Repeat every entry word for word, skipping the pictures.

─── Provided information ───

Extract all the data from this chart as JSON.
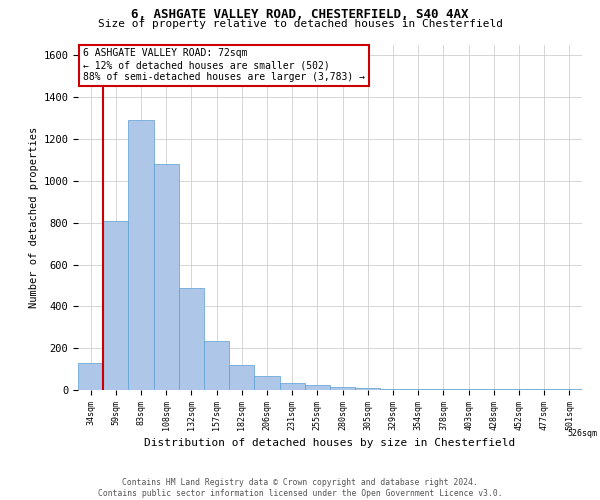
{
  "title1": "6, ASHGATE VALLEY ROAD, CHESTERFIELD, S40 4AX",
  "title2": "Size of property relative to detached houses in Chesterfield",
  "xlabel": "Distribution of detached houses by size in Chesterfield",
  "ylabel": "Number of detached properties",
  "bar_values": [
    130,
    810,
    1290,
    1080,
    490,
    235,
    120,
    65,
    35,
    25,
    15,
    10,
    5,
    5,
    5,
    5,
    5,
    5,
    5,
    5
  ],
  "bar_labels": [
    "34sqm",
    "59sqm",
    "83sqm",
    "108sqm",
    "132sqm",
    "157sqm",
    "182sqm",
    "206sqm",
    "231sqm",
    "255sqm",
    "280sqm",
    "305sqm",
    "329sqm",
    "354sqm",
    "378sqm",
    "403sqm",
    "428sqm",
    "452sqm",
    "477sqm",
    "501sqm",
    "526sqm"
  ],
  "bar_color": "#aec6e8",
  "bar_edge_color": "#5a9fd4",
  "vline_color": "#cc0000",
  "vline_pos": 0.5,
  "annotation_text": "6 ASHGATE VALLEY ROAD: 72sqm\n← 12% of detached houses are smaller (502)\n88% of semi-detached houses are larger (3,783) →",
  "annotation_box_color": "#ffffff",
  "annotation_box_edge": "#cc0000",
  "ylim": [
    0,
    1650
  ],
  "yticks": [
    0,
    200,
    400,
    600,
    800,
    1000,
    1200,
    1400,
    1600
  ],
  "footer1": "Contains HM Land Registry data © Crown copyright and database right 2024.",
  "footer2": "Contains public sector information licensed under the Open Government Licence v3.0.",
  "bg_color": "#ffffff",
  "grid_color": "#d0d0d0"
}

───

Output of the task:
Extract all the data from this chart as JSON.
{
  "title1": "6, ASHGATE VALLEY ROAD, CHESTERFIELD, S40 4AX",
  "title2": "Size of property relative to detached houses in Chesterfield",
  "xlabel": "Distribution of detached houses by size in Chesterfield",
  "ylabel": "Number of detached properties",
  "bar_values": [
    130,
    810,
    1290,
    1080,
    490,
    235,
    120,
    65,
    35,
    25,
    15,
    10,
    5,
    5,
    5,
    5,
    5,
    5,
    5,
    5
  ],
  "bar_labels": [
    "34sqm",
    "59sqm",
    "83sqm",
    "108sqm",
    "132sqm",
    "157sqm",
    "182sqm",
    "206sqm",
    "231sqm",
    "255sqm",
    "280sqm",
    "305sqm",
    "329sqm",
    "354sqm",
    "378sqm",
    "403sqm",
    "428sqm",
    "452sqm",
    "477sqm",
    "501sqm",
    "526sqm"
  ],
  "bar_color": "#aec6e8",
  "bar_edge_color": "#5a9fd4",
  "vline_color": "#cc0000",
  "vline_pos": 0.5,
  "annotation_text": "6 ASHGATE VALLEY ROAD: 72sqm\n← 12% of detached houses are smaller (502)\n88% of semi-detached houses are larger (3,783) →",
  "annotation_box_color": "#ffffff",
  "annotation_box_edge": "#cc0000",
  "ylim": [
    0,
    1650
  ],
  "yticks": [
    0,
    200,
    400,
    600,
    800,
    1000,
    1200,
    1400,
    1600
  ],
  "footer1": "Contains HM Land Registry data © Crown copyright and database right 2024.",
  "footer2": "Contains public sector information licensed under the Open Government Licence v3.0.",
  "bg_color": "#ffffff",
  "grid_color": "#d0d0d0"
}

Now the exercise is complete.